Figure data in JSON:
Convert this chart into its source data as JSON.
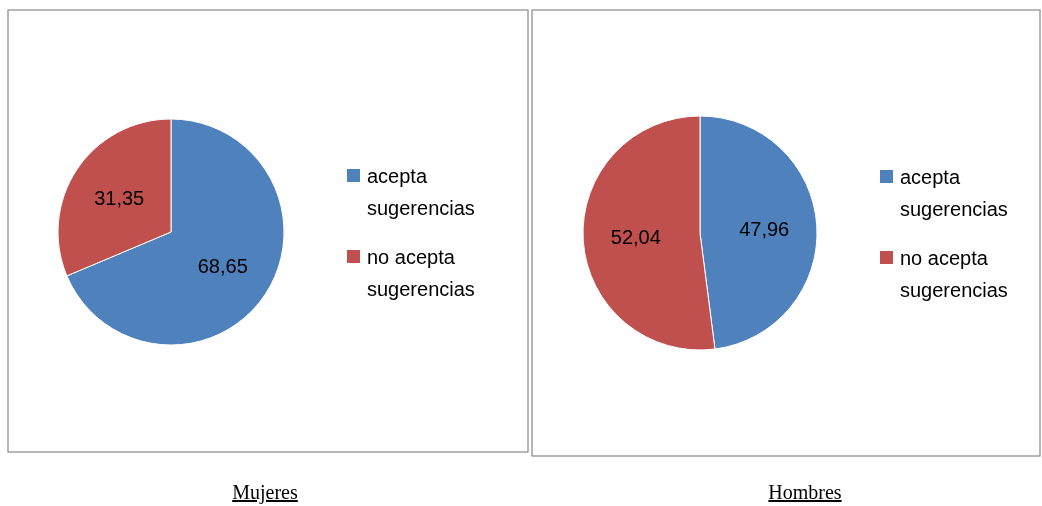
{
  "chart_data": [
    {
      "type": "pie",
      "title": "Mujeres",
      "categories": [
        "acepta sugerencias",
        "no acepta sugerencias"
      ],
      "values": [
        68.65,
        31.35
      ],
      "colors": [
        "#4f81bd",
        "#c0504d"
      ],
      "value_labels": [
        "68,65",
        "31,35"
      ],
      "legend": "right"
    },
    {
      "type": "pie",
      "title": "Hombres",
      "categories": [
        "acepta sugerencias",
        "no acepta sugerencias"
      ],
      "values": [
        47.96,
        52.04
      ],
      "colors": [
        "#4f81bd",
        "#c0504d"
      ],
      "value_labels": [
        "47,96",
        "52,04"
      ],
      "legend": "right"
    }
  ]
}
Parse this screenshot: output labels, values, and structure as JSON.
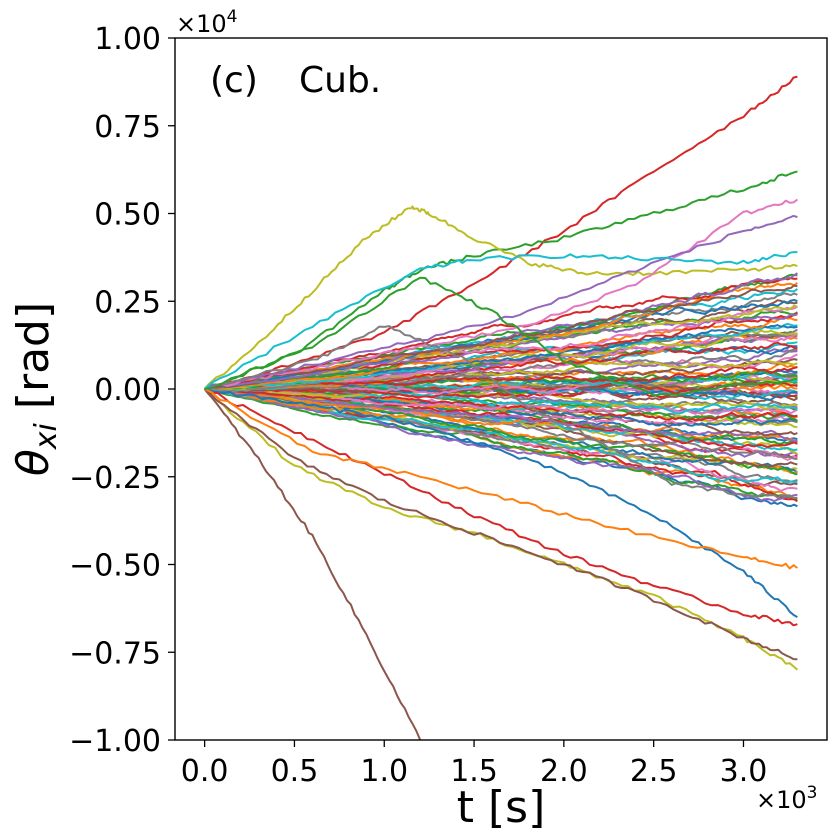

---

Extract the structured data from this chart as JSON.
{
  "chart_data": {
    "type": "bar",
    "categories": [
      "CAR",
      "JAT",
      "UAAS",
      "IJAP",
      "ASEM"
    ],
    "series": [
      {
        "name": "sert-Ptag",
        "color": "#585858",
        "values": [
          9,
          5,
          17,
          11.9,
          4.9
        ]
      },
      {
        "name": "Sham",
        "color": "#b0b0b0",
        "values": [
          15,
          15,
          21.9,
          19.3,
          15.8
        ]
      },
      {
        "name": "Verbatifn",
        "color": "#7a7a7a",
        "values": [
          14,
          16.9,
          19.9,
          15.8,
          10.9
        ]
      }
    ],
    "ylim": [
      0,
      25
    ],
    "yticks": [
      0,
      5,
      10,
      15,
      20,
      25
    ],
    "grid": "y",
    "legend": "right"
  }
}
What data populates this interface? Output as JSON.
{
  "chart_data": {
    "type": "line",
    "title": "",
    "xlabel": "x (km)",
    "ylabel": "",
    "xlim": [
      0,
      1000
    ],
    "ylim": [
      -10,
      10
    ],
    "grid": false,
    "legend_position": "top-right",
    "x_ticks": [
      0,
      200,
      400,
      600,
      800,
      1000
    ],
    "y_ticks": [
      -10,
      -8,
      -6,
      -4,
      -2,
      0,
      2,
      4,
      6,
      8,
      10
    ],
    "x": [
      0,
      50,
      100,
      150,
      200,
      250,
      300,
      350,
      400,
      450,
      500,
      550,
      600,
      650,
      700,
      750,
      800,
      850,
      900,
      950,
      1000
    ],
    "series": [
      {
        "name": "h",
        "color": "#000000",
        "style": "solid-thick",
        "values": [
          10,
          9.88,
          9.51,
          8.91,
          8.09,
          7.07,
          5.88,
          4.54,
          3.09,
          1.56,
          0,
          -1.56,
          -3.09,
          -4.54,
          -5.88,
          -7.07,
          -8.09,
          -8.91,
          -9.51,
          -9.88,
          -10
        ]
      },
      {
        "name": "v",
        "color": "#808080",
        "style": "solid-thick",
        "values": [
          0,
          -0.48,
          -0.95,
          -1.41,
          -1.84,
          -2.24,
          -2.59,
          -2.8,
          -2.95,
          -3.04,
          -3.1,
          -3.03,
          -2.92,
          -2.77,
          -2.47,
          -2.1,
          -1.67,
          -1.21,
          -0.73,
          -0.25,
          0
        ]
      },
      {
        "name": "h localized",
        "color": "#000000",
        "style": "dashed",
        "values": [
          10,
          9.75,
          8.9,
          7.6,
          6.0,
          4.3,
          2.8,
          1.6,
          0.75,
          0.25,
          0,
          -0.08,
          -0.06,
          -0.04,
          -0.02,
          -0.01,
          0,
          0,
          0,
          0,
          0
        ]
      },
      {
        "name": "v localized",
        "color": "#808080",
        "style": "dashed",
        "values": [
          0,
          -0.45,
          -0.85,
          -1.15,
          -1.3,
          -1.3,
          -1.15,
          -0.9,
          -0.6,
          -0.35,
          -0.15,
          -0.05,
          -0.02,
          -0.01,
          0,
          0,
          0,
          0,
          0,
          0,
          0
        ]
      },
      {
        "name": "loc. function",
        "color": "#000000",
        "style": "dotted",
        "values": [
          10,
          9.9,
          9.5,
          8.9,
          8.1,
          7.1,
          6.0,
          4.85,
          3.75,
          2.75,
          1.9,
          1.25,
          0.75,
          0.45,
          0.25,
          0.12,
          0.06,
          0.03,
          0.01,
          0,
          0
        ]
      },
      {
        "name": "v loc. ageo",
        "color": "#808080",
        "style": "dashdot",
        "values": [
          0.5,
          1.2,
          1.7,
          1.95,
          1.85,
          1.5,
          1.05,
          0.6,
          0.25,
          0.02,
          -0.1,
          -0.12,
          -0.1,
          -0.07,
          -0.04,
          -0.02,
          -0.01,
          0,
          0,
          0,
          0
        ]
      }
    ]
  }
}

==

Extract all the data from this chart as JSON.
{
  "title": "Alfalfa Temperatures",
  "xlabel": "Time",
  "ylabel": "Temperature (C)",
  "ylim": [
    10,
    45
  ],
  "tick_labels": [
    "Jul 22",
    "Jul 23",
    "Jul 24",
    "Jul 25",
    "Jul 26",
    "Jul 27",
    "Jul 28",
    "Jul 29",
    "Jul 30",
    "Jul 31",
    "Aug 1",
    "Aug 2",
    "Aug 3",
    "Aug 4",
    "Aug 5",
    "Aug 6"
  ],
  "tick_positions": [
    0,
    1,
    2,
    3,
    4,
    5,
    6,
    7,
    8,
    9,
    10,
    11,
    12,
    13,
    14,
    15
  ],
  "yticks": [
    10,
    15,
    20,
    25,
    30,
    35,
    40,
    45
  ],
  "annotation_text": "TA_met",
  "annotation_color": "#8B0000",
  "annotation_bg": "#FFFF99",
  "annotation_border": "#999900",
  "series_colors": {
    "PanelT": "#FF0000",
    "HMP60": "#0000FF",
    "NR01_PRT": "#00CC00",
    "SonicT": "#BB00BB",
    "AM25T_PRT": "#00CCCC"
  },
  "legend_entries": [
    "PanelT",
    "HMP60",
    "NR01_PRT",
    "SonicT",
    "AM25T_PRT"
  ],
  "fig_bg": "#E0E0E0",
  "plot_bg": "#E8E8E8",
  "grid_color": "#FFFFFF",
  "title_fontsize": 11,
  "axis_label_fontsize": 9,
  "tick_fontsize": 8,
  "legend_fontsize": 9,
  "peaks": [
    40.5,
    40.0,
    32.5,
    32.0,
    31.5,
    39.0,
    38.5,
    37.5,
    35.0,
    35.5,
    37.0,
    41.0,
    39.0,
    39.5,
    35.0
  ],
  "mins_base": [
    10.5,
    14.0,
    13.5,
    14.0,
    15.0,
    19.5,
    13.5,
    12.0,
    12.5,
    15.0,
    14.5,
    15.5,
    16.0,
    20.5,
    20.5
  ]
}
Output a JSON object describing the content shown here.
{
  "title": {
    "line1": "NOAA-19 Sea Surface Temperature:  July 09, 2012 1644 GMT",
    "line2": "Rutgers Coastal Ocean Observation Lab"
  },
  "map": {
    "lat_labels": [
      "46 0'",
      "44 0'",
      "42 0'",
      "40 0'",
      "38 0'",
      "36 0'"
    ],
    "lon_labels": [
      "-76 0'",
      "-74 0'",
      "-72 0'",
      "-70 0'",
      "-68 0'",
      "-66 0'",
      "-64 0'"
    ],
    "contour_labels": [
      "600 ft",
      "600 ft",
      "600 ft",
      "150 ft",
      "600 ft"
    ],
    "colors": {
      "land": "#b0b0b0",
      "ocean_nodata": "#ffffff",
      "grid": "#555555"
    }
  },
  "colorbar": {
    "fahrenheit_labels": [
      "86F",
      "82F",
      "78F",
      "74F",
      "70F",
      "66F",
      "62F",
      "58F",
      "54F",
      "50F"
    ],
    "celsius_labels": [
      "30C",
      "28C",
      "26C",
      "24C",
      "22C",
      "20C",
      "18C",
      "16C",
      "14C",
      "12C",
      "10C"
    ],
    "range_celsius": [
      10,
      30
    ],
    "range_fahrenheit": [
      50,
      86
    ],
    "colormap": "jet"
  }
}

Exercise —
Above this task is a listing with pictures in it. Retype only the lines from the one containing "Convert this chart" through the one containing "Parse this screenshot: output", both included, and not the pictures.

Exercise answer —
Convert this chart into its source data as JSON.
{
  "chart_data": [
    {
      "type": "pie",
      "title": "Mujeres",
      "categories": [
        "acepta sugerencias",
        "no acepta sugerencias"
      ],
      "values": [
        68.65,
        31.35
      ],
      "colors": [
        "#4f81bd",
        "#c0504d"
      ],
      "value_labels": [
        "68,65",
        "31,35"
      ],
      "legend": "right"
    },
    {
      "type": "pie",
      "title": "Hombres",
      "categories": [
        "acepta sugerencias",
        "no acepta sugerencias"
      ],
      "values": [
        47.96,
        52.04
      ],
      "colors": [
        "#4f81bd",
        "#c0504d"
      ],
      "value_labels": [
        "47,96",
        "52,04"
      ],
      "legend": "right"
    }
  ]
}
Parse this screenshot: output labels, values, and structure as JSON.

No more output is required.